═════ Dataset extract
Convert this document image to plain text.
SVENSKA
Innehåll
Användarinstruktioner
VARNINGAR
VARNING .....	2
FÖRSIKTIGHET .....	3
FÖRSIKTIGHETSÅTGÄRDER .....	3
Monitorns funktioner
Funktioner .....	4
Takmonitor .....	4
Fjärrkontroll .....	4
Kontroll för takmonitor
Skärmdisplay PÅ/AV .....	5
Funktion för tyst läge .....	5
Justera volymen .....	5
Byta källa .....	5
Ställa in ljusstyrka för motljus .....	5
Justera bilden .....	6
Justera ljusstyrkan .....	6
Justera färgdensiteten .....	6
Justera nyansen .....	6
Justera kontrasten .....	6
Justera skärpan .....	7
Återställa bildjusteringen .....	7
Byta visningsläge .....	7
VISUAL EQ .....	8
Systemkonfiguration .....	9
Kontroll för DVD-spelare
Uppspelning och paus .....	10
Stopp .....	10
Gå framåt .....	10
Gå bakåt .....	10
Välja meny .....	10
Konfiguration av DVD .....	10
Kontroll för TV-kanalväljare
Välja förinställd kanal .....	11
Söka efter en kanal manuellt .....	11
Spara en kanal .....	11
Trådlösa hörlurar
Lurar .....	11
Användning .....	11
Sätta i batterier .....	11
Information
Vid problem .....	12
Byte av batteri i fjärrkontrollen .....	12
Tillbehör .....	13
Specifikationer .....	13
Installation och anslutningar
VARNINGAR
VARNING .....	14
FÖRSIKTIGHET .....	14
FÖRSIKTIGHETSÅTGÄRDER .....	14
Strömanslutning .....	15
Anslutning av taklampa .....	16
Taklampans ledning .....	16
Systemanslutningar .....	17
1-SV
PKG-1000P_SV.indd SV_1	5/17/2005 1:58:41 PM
══════════
═════ Dataset extract
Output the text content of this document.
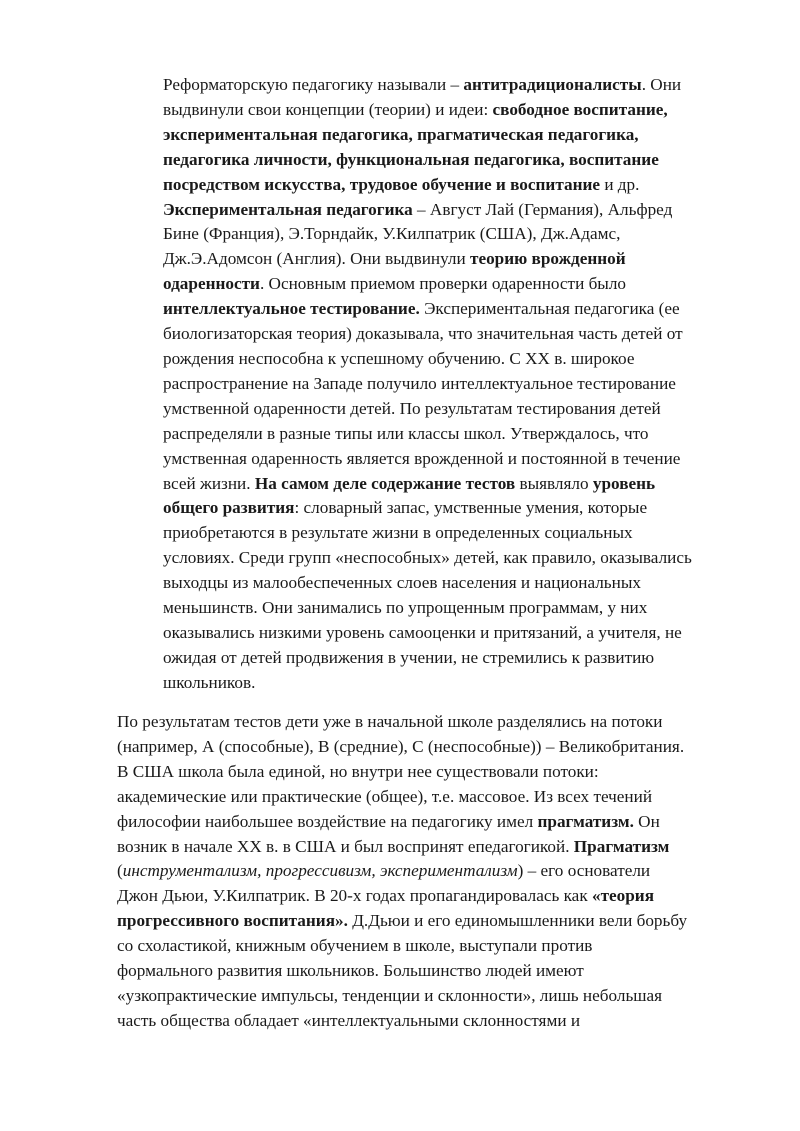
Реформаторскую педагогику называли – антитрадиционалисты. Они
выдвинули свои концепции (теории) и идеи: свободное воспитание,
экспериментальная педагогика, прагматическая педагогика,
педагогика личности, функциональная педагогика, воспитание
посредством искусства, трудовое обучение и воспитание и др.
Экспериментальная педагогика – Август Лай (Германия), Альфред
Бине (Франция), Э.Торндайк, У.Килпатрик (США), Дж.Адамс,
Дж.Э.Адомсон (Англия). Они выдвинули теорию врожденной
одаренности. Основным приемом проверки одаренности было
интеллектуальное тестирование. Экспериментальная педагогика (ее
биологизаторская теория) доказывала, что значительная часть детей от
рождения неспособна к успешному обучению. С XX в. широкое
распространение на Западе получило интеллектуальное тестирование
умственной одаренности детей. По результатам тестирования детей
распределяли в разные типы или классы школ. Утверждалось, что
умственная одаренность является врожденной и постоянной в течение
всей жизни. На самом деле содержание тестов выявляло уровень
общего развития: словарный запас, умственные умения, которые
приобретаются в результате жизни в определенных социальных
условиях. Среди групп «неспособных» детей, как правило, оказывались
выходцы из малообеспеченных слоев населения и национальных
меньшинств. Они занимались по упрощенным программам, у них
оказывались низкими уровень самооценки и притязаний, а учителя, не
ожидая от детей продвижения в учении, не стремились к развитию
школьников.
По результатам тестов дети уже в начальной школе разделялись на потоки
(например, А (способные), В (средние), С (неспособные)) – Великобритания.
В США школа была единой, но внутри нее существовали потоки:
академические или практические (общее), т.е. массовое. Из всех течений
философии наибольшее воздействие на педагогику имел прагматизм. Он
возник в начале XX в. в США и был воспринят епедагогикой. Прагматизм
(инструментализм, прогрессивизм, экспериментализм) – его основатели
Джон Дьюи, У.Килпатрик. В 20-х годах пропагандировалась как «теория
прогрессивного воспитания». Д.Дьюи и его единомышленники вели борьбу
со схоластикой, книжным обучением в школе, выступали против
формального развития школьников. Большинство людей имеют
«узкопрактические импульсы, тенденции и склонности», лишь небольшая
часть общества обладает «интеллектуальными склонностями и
══════════
═════ Dataset extract
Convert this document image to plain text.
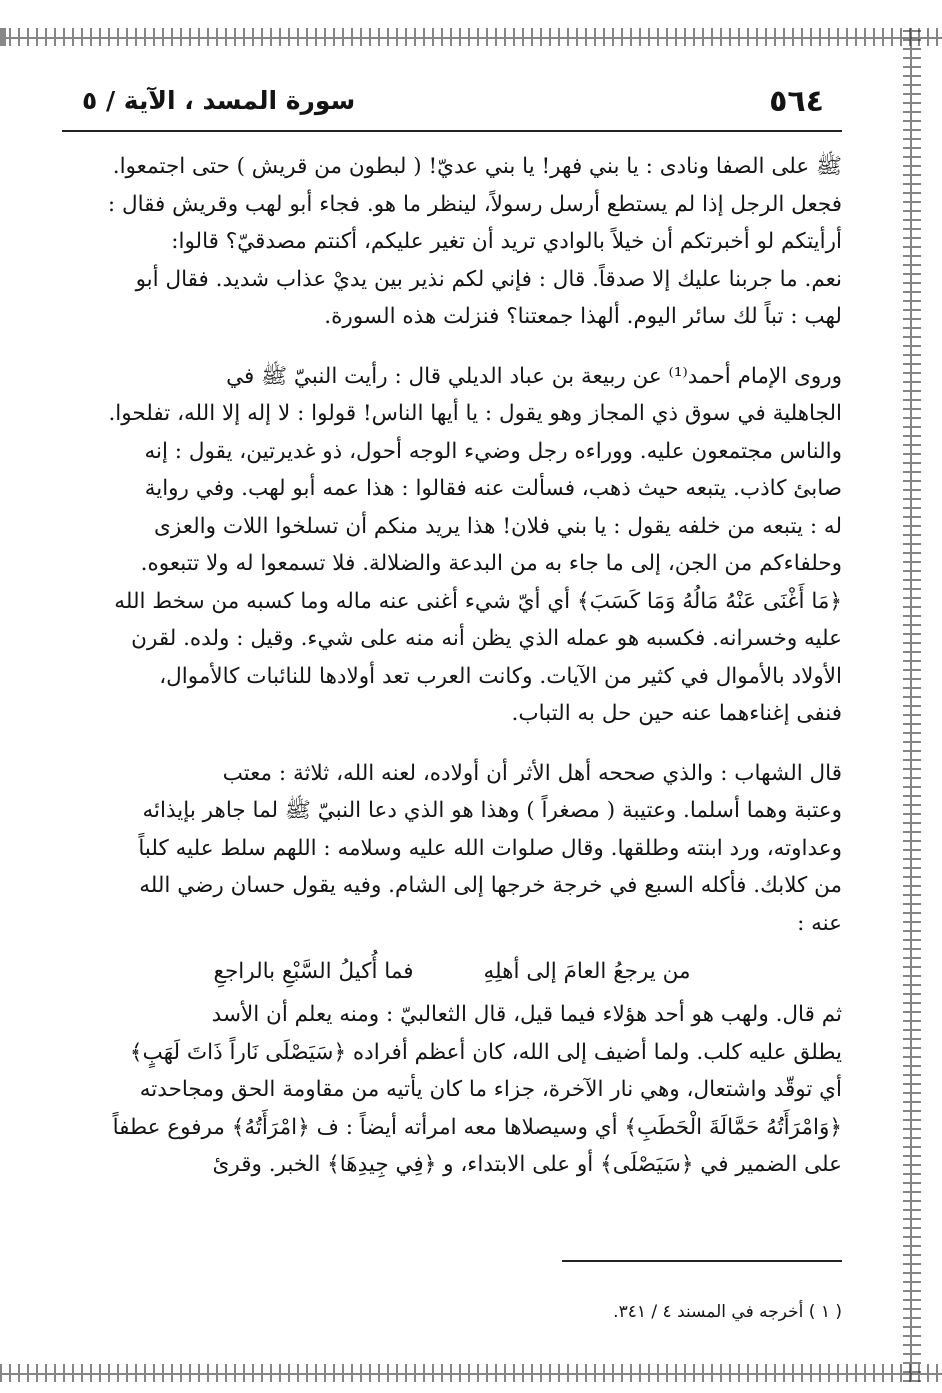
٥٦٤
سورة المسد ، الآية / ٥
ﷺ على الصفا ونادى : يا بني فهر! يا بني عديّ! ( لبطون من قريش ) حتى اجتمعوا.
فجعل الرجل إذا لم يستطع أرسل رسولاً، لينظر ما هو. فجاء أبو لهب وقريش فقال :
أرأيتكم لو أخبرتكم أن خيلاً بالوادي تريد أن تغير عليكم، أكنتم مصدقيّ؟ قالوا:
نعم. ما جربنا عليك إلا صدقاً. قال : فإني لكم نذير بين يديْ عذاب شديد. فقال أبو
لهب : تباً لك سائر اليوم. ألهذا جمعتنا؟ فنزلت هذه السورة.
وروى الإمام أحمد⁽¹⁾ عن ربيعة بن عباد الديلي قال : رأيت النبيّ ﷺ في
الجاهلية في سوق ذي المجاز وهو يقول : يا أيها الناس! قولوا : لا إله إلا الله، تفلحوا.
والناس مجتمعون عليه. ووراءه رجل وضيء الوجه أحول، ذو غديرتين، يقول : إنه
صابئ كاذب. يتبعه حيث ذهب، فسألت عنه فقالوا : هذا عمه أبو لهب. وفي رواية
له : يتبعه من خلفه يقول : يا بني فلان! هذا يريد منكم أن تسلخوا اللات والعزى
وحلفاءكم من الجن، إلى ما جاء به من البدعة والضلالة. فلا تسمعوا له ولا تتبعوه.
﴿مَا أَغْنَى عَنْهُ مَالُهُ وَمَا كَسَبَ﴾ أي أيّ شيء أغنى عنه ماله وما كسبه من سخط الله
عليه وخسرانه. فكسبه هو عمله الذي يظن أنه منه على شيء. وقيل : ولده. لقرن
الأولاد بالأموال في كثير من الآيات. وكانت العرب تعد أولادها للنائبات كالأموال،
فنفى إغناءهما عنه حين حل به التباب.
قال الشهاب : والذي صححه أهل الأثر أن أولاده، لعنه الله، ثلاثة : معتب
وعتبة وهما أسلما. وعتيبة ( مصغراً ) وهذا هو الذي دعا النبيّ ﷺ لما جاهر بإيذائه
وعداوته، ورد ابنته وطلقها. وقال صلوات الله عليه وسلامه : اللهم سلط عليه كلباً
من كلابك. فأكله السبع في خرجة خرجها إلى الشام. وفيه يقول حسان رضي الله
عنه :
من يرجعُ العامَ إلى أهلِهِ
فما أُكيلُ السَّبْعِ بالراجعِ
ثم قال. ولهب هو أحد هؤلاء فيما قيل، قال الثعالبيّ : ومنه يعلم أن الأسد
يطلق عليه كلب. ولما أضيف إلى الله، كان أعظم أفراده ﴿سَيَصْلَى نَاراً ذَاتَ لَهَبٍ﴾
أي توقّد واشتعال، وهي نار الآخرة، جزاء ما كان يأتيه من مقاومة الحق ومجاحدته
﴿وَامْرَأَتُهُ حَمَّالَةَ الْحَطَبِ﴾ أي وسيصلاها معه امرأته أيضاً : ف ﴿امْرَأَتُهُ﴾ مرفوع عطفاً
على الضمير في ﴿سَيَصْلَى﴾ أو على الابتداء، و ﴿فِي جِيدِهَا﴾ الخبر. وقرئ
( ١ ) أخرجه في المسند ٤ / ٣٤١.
══════════
*Aim*.
Using the listing above, show each line holding the string "жизни".

*Finished task*.
всей жизни. На самом деле содержание тестов выявляло уровень
приобретаются в результате жизни в определенных социальных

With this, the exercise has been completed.